> Work to do
For each line that holds "History", copy the line out.

> Stored records

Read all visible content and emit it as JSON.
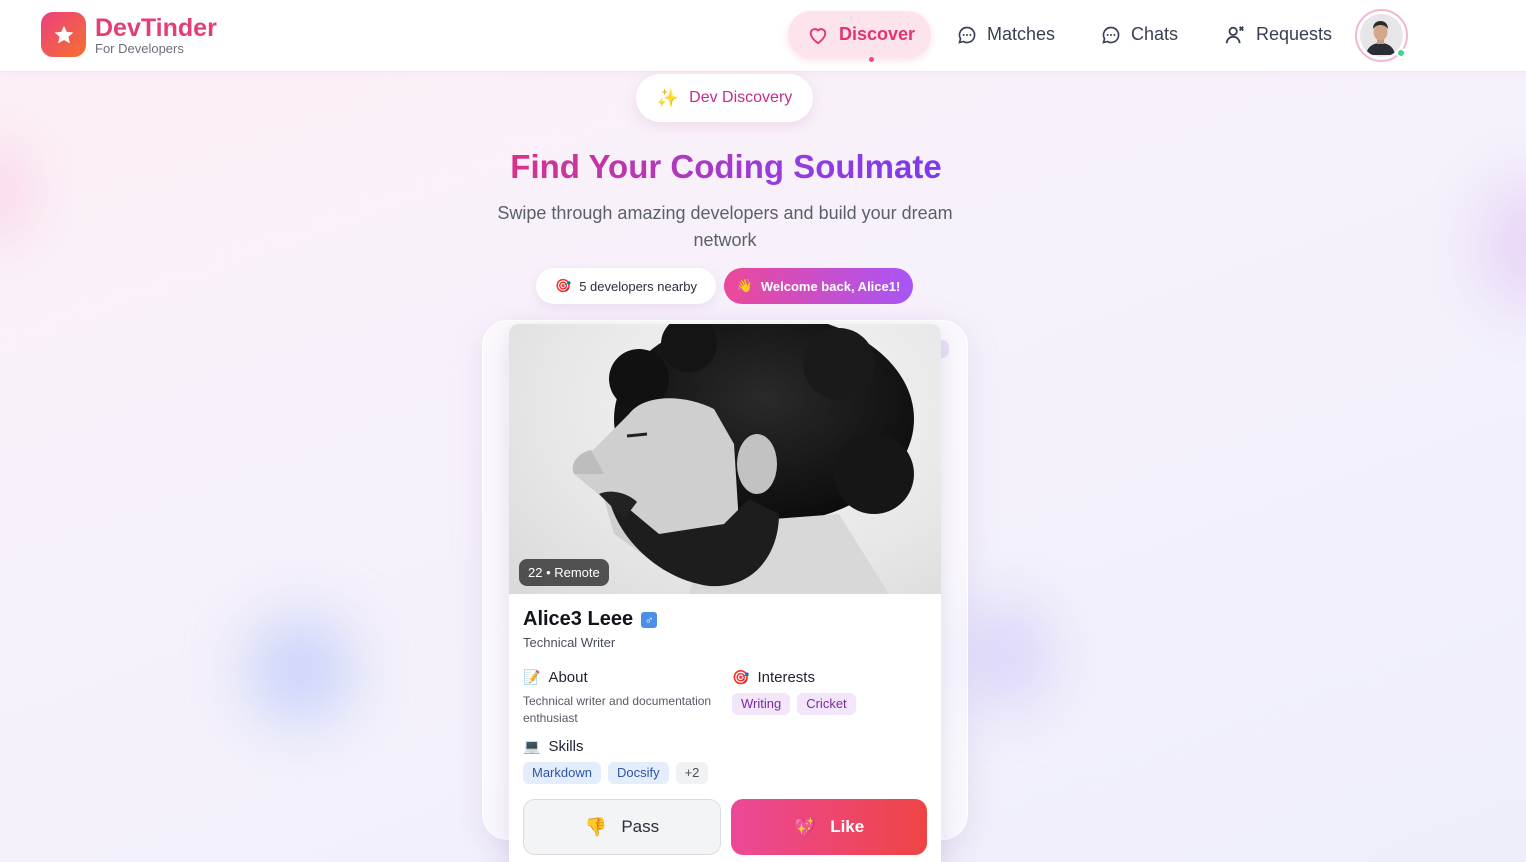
{
  "brand": {
    "title": "DevTinder",
    "subtitle": "For Developers",
    "logo_icon": "star-icon",
    "accent": "#e53e74"
  },
  "nav": {
    "discover": "Discover",
    "matches": "Matches",
    "chats": "Chats",
    "requests": "Requests",
    "active": "Discover"
  },
  "user": {
    "avatar": "user-avatar",
    "status": "online"
  },
  "hero": {
    "pill": "Dev Discovery",
    "title": "Find Your Coding Soulmate",
    "subtitle": "Swipe through amazing developers and build your dream network",
    "nearby": "5 developers nearby",
    "welcome": "Welcome back, Alice1!"
  },
  "card": {
    "badge": "22 • Remote",
    "name": "Alice3 Leee",
    "gender_icon": "male-icon",
    "role": "Technical Writer",
    "about_title": "About",
    "about_text": "Technical writer and documentation enthusiast",
    "interests_title": "Interests",
    "interests": [
      "Writing",
      "Cricket"
    ],
    "skills_title": "Skills",
    "skills": [
      "Markdown",
      "Docsify"
    ],
    "skills_more": "+2",
    "pass_label": "Pass",
    "like_label": "Like"
  },
  "colors": {
    "like_gradient_start": "#ec4899",
    "like_gradient_end": "#ef4444",
    "welcome_start": "#ec4899",
    "welcome_end": "#a855f7"
  }
}
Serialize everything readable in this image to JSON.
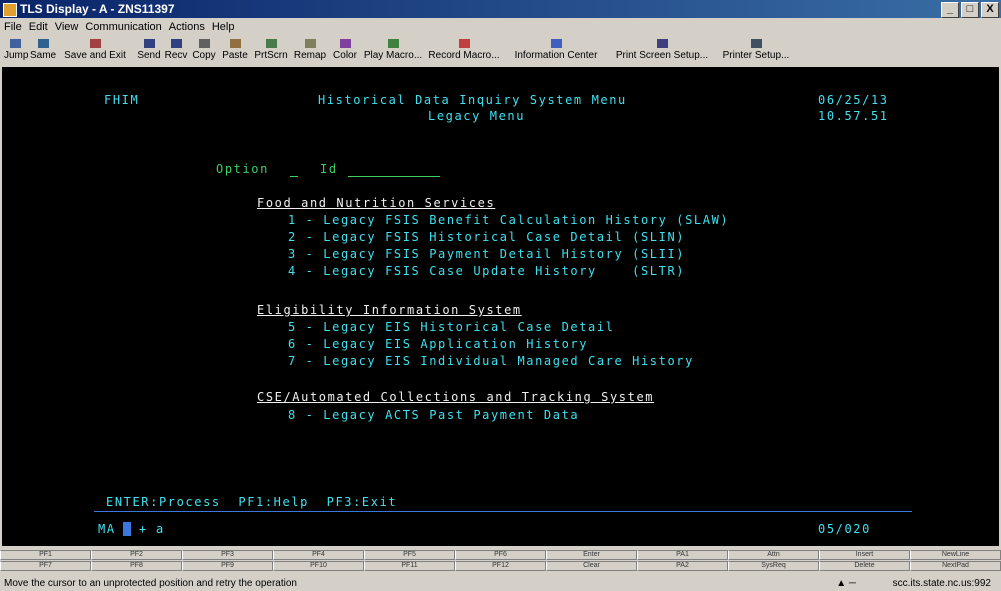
{
  "window": {
    "title": "TLS Display - A - ZNS11397",
    "controls": [
      "_",
      "□",
      "X"
    ]
  },
  "menu": [
    "File",
    "Edit",
    "View",
    "Communication",
    "Actions",
    "Help"
  ],
  "toolbar": [
    {
      "label": "Jump",
      "icon": "jump-icon",
      "color": "#4060a0"
    },
    {
      "label": "Same",
      "icon": "same-icon",
      "color": "#306090"
    },
    {
      "label": "Save and Exit",
      "icon": "save-exit-icon",
      "color": "#a04040"
    },
    {
      "label": "Send",
      "icon": "send-icon",
      "color": "#304080"
    },
    {
      "label": "Recv",
      "icon": "recv-icon",
      "color": "#304080"
    },
    {
      "label": "Copy",
      "icon": "copy-icon",
      "color": "#606060"
    },
    {
      "label": "Paste",
      "icon": "paste-icon",
      "color": "#907040"
    },
    {
      "label": "PrtScrn",
      "icon": "print-screen-icon",
      "color": "#4a7a4a"
    },
    {
      "label": "Remap",
      "icon": "remap-icon",
      "color": "#808060"
    },
    {
      "label": "Color",
      "icon": "color-icon",
      "color": "#8040a0"
    },
    {
      "label": "Play Macro...",
      "icon": "play-macro-icon",
      "color": "#408040"
    },
    {
      "label": "Record Macro...",
      "icon": "record-macro-icon",
      "color": "#c04040"
    },
    {
      "label": "Information Center",
      "icon": "info-icon",
      "color": "#4060c0"
    },
    {
      "label": "Print Screen Setup...",
      "icon": "print-setup-icon",
      "color": "#404080"
    },
    {
      "label": "Printer Setup...",
      "icon": "printer-icon",
      "color": "#405060"
    }
  ],
  "terminal": {
    "system_id": "FHIM",
    "menu_title": "Historical Data Inquiry System Menu",
    "sub_title": "Legacy Menu",
    "date": "06/25/13",
    "time": "10.57.51",
    "option_label": "Option",
    "option_value": "",
    "id_label": "Id",
    "id_value": "",
    "sections": [
      {
        "heading": "Food and Nutrition Services",
        "items": [
          "1 - Legacy FSIS Benefit Calculation History (SLAW)",
          "2 - Legacy FSIS Historical Case Detail (SLIN)",
          "3 - Legacy FSIS Payment Detail History (SLII)",
          "4 - Legacy FSIS Case Update History    (SLTR)"
        ]
      },
      {
        "heading": "Eligibility Information System",
        "items": [
          "5 - Legacy EIS Historical Case Detail",
          "6 - Legacy EIS Application History",
          "7 - Legacy EIS Individual Managed Care History"
        ]
      },
      {
        "heading": "CSE/Automated Collections and Tracking System",
        "items": [
          "8 - Legacy ACTS Past Payment Data"
        ]
      }
    ],
    "fkeys": "ENTER:Process  PF1:Help  PF3:Exit",
    "oia_left": "MA",
    "oia_plus": "+",
    "oia_a": "a",
    "cursor_pos": "05/020"
  },
  "pf_row1": [
    "PF1",
    "PF2",
    "PF3",
    "PF4",
    "PF5",
    "PF6",
    "Enter",
    "PA1",
    "Attn",
    "Insert",
    "NewLine"
  ],
  "pf_row2": [
    "PF7",
    "PF8",
    "PF9",
    "PF10",
    "PF11",
    "PF12",
    "Clear",
    "PA2",
    "SysReq",
    "Delete",
    "NextPad"
  ],
  "status": {
    "message": "Move the cursor to an unprotected position and retry the operation",
    "host": "scc.its.state.nc.us:992"
  }
}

> Response to the task
          "1 - Legacy FSIS Benefit Calculation History (SLAW)",
          "3 - Legacy FSIS Payment Detail History (SLII)",
          "4 - Legacy FSIS Case Update History    (SLTR)"
          "6 - Legacy EIS Application History",
          "7 - Legacy EIS Individual Managed Care History"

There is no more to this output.